Copy the rows word for word, from the very first one down to the line containing "x-tick-label: 75 bbox=[476, 455, 492, 471]", both included.

+--

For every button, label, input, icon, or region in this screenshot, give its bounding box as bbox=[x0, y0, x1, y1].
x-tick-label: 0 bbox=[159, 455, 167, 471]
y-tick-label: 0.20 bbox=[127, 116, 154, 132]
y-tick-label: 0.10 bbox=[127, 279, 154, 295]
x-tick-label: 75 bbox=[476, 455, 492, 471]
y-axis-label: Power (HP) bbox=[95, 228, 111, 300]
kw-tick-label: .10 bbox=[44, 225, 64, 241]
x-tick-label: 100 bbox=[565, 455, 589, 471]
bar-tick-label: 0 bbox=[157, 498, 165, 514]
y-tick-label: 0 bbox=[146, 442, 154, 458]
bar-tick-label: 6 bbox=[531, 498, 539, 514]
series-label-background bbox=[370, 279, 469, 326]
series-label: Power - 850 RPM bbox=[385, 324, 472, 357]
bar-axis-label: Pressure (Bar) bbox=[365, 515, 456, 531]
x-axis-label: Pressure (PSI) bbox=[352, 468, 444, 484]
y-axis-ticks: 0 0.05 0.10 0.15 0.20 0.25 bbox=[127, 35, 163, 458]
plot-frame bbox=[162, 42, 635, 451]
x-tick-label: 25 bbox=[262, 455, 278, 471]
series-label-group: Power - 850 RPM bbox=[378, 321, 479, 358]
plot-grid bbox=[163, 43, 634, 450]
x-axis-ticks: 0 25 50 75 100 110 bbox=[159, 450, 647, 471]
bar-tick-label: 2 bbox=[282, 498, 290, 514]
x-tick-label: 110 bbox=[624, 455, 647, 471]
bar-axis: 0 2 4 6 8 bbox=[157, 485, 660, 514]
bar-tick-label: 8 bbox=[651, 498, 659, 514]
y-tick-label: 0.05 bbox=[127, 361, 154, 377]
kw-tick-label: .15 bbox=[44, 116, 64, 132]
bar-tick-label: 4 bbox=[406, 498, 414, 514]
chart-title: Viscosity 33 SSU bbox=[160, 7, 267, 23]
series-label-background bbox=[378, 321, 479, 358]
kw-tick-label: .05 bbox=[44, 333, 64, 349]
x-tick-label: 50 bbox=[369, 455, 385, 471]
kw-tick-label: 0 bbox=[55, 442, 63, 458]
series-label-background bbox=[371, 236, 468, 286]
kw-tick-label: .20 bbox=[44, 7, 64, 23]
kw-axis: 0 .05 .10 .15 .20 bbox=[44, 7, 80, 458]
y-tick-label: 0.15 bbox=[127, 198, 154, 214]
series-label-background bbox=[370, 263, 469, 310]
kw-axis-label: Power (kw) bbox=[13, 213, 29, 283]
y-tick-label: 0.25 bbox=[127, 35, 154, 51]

+--

■ Worked answer:
For every button, label, input, icon, or region in this screenshot, give its bounding box as bbox=[x0, y0, x1, y1].
x-tick-label: 0 bbox=[159, 455, 167, 471]
y-tick-label: 0.20 bbox=[127, 116, 154, 132]
y-tick-label: 0.10 bbox=[127, 279, 154, 295]
x-tick-label: 75 bbox=[476, 455, 492, 471]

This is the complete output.